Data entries

◆ ◆ ◆

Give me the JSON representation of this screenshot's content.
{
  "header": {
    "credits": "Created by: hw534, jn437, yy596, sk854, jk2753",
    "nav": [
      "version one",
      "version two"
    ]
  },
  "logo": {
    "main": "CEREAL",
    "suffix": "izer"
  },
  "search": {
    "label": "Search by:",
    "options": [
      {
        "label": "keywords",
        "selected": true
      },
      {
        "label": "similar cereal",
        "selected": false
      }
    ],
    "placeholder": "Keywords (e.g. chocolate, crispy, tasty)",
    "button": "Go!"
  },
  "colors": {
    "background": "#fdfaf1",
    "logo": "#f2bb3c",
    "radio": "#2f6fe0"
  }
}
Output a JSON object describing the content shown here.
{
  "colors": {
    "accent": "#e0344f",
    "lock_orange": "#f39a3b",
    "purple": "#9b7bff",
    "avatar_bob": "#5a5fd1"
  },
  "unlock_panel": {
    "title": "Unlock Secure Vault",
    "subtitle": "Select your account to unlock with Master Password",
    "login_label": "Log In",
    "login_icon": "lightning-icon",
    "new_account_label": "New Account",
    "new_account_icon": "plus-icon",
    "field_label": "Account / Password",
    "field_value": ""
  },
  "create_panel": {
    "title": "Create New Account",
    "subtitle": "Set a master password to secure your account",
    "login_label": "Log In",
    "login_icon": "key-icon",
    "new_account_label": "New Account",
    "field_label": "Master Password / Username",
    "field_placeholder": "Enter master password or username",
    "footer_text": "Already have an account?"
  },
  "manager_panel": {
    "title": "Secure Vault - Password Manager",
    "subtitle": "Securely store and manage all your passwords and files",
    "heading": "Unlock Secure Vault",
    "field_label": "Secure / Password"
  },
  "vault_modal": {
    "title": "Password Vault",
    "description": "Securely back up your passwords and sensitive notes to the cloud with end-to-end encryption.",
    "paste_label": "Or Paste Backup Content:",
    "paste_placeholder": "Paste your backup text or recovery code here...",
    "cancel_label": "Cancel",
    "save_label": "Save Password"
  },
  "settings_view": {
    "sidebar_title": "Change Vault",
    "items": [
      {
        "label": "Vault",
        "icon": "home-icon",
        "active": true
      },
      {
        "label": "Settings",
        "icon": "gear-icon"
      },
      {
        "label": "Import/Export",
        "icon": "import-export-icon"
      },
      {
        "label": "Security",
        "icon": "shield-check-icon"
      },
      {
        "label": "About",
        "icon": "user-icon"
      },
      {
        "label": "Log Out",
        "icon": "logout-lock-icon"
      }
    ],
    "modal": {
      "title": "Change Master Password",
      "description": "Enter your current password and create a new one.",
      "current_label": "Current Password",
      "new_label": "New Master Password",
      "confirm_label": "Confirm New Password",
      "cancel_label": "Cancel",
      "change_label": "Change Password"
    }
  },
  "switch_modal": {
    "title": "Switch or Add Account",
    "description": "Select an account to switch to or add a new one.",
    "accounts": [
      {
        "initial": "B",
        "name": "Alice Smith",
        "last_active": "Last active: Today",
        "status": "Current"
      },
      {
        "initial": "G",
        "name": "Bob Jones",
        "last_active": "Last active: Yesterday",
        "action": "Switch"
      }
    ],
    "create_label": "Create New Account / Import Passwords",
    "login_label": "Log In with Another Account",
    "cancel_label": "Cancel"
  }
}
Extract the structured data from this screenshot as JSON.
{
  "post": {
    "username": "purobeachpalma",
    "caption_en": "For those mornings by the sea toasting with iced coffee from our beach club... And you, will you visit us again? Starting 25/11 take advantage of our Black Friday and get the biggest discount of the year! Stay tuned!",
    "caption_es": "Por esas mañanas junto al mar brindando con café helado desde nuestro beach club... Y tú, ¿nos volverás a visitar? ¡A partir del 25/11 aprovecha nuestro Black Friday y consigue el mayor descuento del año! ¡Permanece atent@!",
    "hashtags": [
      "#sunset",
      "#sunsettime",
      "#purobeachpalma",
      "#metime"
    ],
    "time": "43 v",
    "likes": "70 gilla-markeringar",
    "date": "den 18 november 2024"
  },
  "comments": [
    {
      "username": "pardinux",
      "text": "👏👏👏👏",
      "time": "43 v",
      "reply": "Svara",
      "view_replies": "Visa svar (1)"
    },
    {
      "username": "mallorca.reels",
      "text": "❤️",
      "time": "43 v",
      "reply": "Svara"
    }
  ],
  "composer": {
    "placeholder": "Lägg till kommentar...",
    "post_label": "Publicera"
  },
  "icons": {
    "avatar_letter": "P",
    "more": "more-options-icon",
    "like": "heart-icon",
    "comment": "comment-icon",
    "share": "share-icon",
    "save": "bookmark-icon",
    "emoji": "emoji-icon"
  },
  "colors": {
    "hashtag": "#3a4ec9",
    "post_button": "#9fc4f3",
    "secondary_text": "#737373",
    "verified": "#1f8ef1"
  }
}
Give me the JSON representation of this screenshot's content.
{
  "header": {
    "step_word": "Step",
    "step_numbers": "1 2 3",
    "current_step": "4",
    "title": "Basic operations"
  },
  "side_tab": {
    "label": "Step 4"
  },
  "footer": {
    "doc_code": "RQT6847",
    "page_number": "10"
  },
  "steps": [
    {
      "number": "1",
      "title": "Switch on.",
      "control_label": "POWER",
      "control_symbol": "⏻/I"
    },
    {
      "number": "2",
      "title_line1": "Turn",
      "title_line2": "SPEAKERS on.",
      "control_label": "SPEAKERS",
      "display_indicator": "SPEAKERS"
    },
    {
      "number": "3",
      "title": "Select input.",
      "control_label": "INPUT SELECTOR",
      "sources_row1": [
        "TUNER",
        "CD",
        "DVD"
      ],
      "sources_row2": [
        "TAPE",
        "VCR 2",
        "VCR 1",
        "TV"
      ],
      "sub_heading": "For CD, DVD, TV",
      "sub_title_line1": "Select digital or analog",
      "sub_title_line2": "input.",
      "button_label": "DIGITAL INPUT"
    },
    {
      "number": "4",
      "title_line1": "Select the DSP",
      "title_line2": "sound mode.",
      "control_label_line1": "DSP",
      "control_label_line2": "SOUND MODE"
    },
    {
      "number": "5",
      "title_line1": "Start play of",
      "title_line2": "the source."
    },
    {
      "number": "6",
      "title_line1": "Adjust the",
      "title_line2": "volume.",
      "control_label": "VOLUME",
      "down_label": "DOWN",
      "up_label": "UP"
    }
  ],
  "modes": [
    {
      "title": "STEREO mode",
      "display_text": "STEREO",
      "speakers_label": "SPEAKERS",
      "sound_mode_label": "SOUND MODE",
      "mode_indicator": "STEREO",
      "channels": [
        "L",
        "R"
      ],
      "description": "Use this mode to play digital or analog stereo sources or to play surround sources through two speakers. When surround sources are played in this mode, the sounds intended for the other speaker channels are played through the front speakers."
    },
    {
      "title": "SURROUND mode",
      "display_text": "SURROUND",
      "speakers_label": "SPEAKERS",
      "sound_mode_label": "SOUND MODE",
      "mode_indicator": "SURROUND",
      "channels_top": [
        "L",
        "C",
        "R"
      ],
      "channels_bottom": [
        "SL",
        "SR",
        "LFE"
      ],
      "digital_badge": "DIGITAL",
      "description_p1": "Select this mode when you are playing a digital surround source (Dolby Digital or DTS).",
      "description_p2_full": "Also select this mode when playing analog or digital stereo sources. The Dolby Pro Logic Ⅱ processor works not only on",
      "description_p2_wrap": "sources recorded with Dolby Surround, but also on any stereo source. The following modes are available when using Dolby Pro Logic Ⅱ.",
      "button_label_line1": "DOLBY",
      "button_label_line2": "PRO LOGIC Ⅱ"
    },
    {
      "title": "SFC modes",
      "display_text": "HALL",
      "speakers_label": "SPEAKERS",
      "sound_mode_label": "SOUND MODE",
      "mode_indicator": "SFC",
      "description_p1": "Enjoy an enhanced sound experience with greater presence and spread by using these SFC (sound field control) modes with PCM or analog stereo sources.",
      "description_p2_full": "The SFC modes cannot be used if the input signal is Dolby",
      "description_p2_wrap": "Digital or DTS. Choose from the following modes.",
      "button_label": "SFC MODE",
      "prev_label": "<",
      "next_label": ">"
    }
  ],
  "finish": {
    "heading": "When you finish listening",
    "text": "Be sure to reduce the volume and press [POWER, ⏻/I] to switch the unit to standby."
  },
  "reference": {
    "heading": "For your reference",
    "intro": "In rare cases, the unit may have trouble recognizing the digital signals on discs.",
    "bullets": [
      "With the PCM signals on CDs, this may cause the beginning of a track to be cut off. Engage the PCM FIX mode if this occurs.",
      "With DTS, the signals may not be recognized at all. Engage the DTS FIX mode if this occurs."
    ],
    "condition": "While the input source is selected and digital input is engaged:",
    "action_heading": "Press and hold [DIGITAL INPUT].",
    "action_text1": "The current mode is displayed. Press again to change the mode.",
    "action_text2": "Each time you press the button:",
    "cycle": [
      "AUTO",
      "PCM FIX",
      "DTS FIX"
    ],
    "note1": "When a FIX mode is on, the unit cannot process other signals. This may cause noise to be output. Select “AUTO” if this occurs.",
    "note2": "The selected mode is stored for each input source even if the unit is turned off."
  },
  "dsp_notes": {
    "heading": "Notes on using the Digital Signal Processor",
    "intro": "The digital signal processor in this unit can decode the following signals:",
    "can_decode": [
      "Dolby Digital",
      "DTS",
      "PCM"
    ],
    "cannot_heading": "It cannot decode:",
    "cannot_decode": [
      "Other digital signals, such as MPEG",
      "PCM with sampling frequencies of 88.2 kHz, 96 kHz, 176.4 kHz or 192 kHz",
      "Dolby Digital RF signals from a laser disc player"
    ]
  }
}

◆ ◆ ◆

SET PROBLEM: Take every line from the records above that has the word "finish" and copy it.

WRITTEN ANSWER:
  "finish": {
    "heading": "When you finish listening",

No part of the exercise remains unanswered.